● **EXERCISE INSTRUCTIONS**:
Copy out every line of the data exactly.
-- -- --
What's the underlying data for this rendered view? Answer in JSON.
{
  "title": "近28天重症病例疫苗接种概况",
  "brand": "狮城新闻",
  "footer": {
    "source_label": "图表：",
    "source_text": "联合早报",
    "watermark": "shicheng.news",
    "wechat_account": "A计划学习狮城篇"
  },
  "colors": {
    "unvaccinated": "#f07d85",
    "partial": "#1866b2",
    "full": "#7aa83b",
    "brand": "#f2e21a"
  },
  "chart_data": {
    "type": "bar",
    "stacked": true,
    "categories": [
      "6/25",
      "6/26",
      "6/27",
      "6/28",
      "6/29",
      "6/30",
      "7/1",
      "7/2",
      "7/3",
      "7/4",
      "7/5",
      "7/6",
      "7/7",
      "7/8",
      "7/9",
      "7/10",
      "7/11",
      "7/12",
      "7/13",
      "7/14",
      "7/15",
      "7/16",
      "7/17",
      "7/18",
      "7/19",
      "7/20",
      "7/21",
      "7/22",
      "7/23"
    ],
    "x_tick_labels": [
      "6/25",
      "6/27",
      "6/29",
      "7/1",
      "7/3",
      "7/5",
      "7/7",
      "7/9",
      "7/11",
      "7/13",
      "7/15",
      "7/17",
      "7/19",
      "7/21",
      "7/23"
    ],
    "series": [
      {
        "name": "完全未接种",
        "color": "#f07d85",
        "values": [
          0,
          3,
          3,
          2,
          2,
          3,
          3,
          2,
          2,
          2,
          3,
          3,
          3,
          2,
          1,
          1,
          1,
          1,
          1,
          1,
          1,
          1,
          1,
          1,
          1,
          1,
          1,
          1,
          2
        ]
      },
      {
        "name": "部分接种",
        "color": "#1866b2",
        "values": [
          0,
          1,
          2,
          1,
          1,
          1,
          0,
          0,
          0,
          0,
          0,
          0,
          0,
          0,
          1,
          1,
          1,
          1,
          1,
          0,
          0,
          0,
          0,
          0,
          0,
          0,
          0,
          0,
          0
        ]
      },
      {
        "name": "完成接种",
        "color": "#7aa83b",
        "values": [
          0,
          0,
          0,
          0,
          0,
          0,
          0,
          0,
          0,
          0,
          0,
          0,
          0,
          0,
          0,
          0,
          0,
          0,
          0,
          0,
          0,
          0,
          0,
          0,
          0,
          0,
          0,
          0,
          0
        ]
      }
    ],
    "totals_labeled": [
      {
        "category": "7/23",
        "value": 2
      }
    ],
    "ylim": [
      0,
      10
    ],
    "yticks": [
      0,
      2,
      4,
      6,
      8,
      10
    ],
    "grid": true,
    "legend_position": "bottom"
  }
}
-- -- --
● **SOLUTION**:
What's the underlying data for this rendered view? Answer in JSON.
{
  "title": "近28天重症病例疫苗接种概况",
  "brand": "狮城新闻",
  "footer": {
    "source_label": "图表：",
    "source_text": "联合早报",
    "watermark": "shicheng.news",
    "wechat_account": "A计划学习狮城篇"
  },
  "colors": {
    "unvaccinated": "#f07d85",
    "partial": "#1866b2",
    "full": "#7aa83b",
    "brand": "#f2e21a"
  },
  "chart_data": {
    "type": "bar",
    "stacked": true,
    "categories": [
      "6/25",
      "6/26",
      "6/27",
      "6/28",
      "6/29",
      "6/30",
      "7/1",
      "7/2",
      "7/3",
      "7/4",
      "7/5",
      "7/6",
      "7/7",
      "7/8",
      "7/9",
      "7/10",
      "7/11",
      "7/12",
      "7/13",
      "7/14",
      "7/15",
      "7/16",
      "7/17",
      "7/18",
      "7/19",
      "7/20",
      "7/21",
      "7/22",
      "7/23"
    ],
    "x_tick_labels": [
      "6/25",
      "6/27",
      "6/29",
      "7/1",
      "7/3",
      "7/5",
      "7/7",
      "7/9",
      "7/11",
      "7/13",
      "7/15",
      "7/17",
      "7/19",
      "7/21",
      "7/23"
    ],
    "series": [
      {
        "name": "完全未接种",
        "color": "#f07d85",
        "values": [
          0,
          3,
          3,
          2,
          2,
          3,
          3,
          2,
          2,
          2,
          3,
          3,
          3,
          2,
          1,
          1,
          1,
          1,
          1,
          1,
          1,
          1,
          1,
          1,
          1,
          1,
          1,
          1,
          2
        ]
      },
      {
        "name": "部分接种",
        "color": "#1866b2",
        "values": [
          0,
          1,
          2,
          1,
          1,
          1,
          0,
          0,
          0,
          0,
          0,
          0,
          0,
          0,
          1,
          1,
          1,
          1,
          1,
          0,
          0,
          0,
          0,
          0,
          0,
          0,
          0,
          0,
          0
        ]
      },
      {
        "name": "完成接种",
        "color": "#7aa83b",
        "values": [
          0,
          0,
          0,
          0,
          0,
          0,
          0,
          0,
          0,
          0,
          0,
          0,
          0,
          0,
          0,
          0,
          0,
          0,
          0,
          0,
          0,
          0,
          0,
          0,
          0,
          0,
          0,
          0,
          0
        ]
      }
    ],
    "totals_labeled": [
      {
        "category": "7/23",
        "value": 2
      }
    ],
    "ylim": [
      0,
      10
    ],
    "yticks": [
      0,
      2,
      4,
      6,
      8,
      10
    ],
    "grid": true,
    "legend_position": "bottom"
  }
}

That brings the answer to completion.